Start of MATERIAL FOR THIS TASK

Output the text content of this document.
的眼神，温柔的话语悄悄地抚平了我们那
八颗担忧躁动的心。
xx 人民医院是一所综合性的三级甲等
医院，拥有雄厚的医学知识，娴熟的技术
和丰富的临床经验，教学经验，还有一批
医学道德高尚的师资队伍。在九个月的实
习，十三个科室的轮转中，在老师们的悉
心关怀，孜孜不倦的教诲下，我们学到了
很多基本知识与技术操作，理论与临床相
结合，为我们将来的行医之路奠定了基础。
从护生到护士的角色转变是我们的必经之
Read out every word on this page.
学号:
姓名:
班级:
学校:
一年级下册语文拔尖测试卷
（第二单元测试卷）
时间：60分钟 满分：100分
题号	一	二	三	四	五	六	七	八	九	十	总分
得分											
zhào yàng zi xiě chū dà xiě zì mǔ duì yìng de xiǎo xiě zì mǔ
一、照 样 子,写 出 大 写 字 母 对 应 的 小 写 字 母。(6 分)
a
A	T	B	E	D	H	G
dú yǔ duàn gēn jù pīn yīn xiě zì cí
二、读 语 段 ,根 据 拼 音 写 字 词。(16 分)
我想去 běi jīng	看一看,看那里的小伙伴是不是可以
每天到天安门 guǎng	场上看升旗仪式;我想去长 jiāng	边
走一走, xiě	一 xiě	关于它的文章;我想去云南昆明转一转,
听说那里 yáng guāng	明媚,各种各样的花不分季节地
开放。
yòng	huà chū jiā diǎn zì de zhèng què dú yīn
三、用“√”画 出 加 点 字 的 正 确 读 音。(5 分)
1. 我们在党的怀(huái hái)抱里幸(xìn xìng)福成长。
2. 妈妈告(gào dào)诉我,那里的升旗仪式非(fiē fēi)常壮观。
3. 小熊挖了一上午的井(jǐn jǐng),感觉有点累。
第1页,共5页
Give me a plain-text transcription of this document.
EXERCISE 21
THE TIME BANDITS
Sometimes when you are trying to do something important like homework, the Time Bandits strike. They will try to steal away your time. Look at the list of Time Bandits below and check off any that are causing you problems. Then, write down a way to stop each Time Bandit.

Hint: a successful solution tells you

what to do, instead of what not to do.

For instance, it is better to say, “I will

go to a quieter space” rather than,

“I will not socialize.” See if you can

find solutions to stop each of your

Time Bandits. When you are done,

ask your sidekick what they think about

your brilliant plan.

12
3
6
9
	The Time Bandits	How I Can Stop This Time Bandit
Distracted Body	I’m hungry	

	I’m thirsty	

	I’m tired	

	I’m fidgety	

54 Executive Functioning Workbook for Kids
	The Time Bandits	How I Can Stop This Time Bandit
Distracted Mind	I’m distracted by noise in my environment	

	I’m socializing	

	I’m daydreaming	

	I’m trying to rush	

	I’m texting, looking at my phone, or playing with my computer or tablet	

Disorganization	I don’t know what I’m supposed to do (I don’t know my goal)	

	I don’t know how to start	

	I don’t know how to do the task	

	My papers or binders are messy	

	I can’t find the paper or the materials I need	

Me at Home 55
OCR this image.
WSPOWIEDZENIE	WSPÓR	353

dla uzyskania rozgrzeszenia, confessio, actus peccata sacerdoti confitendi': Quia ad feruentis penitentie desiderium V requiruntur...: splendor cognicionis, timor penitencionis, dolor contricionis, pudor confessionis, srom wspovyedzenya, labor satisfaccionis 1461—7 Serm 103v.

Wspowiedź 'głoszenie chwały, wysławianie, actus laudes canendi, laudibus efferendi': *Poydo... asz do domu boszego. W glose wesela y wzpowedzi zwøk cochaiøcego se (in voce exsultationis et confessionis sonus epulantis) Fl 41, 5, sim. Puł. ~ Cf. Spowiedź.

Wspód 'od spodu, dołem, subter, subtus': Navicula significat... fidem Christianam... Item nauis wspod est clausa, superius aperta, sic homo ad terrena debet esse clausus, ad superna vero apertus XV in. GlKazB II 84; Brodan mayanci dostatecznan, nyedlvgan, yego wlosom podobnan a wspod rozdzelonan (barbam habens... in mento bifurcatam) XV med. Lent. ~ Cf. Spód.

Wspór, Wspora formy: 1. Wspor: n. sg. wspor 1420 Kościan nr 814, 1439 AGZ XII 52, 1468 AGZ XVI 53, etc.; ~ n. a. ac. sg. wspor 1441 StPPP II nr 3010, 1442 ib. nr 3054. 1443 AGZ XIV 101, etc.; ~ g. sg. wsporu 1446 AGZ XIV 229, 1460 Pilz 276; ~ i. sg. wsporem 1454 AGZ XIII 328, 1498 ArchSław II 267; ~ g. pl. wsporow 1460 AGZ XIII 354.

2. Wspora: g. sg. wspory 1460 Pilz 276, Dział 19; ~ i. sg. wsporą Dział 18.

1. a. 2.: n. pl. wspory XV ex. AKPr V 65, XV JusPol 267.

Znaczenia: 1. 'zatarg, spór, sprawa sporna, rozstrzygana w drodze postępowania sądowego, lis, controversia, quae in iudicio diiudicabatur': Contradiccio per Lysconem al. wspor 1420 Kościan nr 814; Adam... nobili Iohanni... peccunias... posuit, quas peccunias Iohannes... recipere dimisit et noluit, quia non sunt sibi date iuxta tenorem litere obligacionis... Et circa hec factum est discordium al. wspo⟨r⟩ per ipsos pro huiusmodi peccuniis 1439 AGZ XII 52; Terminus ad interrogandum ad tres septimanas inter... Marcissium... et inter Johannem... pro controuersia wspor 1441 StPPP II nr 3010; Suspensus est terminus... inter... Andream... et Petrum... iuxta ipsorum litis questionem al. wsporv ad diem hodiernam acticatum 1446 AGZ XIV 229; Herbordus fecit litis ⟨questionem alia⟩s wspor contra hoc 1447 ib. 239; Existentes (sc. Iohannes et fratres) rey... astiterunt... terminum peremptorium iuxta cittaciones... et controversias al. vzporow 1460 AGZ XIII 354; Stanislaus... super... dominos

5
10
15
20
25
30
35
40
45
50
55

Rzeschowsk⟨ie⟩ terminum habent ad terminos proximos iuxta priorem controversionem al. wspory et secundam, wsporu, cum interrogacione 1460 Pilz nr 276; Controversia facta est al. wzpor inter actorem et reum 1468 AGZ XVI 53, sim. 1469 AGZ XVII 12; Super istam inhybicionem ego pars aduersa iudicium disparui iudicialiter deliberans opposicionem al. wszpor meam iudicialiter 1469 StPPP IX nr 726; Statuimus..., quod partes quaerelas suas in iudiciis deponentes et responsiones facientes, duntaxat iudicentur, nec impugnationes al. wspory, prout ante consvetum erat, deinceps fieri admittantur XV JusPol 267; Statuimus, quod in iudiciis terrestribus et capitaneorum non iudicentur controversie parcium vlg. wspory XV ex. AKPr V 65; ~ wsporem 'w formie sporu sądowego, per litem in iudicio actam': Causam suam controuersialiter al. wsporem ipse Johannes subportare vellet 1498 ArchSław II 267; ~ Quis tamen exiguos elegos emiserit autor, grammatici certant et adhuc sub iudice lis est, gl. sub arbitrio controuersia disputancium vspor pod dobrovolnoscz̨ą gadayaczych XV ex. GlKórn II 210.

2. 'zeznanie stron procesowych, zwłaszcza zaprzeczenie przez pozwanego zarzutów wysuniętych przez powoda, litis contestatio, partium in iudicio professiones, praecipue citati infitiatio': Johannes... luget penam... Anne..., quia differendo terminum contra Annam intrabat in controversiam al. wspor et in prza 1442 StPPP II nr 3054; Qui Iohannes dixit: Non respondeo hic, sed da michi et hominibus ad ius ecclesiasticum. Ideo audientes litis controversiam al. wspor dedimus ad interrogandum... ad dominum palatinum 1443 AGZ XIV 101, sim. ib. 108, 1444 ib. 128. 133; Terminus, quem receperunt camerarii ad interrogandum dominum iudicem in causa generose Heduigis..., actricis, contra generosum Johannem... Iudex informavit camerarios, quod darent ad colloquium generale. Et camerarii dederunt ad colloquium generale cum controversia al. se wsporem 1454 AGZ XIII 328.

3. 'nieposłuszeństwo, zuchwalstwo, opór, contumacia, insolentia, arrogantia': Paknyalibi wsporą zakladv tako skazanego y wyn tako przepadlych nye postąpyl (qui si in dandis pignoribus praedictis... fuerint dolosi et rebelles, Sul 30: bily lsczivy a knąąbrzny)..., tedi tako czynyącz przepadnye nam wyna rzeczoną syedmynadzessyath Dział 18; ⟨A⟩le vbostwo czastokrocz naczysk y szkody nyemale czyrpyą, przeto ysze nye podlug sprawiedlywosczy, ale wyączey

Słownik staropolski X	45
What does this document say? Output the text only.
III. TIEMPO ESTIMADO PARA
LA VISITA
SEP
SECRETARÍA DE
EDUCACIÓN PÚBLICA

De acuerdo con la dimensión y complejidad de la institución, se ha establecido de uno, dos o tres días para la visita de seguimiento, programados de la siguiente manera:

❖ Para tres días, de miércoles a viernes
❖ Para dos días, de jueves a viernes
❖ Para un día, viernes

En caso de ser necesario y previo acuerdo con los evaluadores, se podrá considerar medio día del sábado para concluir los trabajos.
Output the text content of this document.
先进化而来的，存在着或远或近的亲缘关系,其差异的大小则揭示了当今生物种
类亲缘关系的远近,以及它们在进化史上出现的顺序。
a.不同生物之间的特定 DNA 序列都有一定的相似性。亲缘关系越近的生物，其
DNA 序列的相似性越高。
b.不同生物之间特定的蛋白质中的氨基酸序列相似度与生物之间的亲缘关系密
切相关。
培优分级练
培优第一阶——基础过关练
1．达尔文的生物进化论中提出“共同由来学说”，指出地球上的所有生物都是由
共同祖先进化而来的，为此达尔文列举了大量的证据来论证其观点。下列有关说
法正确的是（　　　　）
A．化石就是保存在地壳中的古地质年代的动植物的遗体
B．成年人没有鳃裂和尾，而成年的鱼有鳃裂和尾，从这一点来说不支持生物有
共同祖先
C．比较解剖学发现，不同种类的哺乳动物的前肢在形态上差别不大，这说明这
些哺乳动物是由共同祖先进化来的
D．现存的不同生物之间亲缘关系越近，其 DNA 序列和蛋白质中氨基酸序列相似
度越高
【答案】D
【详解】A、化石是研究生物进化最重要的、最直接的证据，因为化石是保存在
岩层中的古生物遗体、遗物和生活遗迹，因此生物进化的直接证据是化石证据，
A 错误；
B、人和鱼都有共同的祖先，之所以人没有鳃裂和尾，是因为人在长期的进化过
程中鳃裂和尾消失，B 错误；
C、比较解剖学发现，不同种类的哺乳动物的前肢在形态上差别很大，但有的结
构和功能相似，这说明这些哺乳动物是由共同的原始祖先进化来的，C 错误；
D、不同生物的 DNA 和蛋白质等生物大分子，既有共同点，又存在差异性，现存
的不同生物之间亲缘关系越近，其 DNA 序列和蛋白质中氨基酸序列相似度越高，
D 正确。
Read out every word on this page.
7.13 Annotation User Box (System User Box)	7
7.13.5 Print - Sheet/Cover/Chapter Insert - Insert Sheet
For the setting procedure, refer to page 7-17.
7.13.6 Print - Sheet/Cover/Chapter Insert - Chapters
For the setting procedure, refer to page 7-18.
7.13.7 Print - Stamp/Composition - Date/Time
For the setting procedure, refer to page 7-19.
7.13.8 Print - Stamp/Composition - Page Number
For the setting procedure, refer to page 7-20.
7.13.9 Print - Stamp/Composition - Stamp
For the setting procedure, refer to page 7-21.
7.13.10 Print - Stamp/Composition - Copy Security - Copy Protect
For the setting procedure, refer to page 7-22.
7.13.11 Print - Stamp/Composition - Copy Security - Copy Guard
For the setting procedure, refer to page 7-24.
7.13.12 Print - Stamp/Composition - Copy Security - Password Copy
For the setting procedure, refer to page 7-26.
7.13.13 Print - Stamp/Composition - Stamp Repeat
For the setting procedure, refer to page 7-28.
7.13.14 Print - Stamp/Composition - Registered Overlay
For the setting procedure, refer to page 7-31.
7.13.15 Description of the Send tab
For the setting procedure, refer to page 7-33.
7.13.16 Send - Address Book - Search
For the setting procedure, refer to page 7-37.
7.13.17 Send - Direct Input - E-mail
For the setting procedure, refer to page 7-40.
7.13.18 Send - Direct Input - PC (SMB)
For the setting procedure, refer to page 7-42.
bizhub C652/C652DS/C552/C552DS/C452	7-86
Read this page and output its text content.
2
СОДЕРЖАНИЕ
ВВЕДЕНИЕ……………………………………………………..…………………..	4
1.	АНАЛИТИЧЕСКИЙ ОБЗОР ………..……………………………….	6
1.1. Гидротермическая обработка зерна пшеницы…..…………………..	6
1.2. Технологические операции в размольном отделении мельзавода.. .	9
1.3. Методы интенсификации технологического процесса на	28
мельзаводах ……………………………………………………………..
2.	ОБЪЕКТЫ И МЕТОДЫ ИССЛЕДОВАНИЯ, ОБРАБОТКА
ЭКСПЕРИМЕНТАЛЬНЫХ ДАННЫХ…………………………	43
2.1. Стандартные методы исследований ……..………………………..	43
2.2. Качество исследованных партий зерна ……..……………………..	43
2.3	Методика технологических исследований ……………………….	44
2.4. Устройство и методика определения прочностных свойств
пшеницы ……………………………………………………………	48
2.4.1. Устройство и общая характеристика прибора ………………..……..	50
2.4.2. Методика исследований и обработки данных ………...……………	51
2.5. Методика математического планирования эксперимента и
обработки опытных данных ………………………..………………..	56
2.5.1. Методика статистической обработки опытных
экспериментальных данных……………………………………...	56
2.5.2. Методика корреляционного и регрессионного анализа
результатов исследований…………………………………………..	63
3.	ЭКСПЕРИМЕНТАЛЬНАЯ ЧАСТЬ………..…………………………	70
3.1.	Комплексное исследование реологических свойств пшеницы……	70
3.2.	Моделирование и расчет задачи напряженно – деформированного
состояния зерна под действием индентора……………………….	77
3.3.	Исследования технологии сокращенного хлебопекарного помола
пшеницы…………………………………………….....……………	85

End of MATERIAL FOR THIS TASK

> _TASK STATEMENT_
Copy each line above where the string "wspory" occurs.

> _TASK SOLUTION_
2. Wspora: g. sg. wspory 1460 Pilz 276, Dział 19; ~ i. sg. wsporą Dział 18.
1. a. 2.: n. pl. wspory XV ex. AKPr V 65, XV JusPol 267.
Rzeschowsk⟨ie⟩ terminum habent ad terminos proximos iuxta priorem controversionem al. wspory et secundam, wsporu, cum interrogacione 1460 Pilz nr 276; Controversia facta est al. wzpor inter actorem et reum 1468 AGZ XVI 53, sim. 1469 AGZ XVII 12; Super istam inhybicionem ego pars aduersa iudicium disparui iudicialiter deliberans opposicionem al. wszpor meam iudicialiter 1469 StPPP IX nr 726; Statuimus..., quod partes quaerelas suas in iudiciis deponentes et responsiones facientes, duntaxat iudicentur, nec impugnationes al. wspory, prout ante consvetum erat, deinceps fieri admittantur XV JusPol 267; Statuimus, quod in iudiciis terrestribus et capitaneorum non iudicentur controversie parcium vlg. wspory XV ex. AKPr V 65; ~ wsporem 'w formie sporu sądowego, per litem in iudicio actam': Causam suam controuersialiter al. wsporem ipse Johannes subportare vellet 1498 ArchSław II 267; ~ Quis tamen exiguos elegos emiserit autor, grammatici certant et adhuc sub iudice lis est, gl. sub arbitrio controuersia disputancium vspor pod dobrovolnoscz̨ą gadayaczych XV ex. GlKórn II 210.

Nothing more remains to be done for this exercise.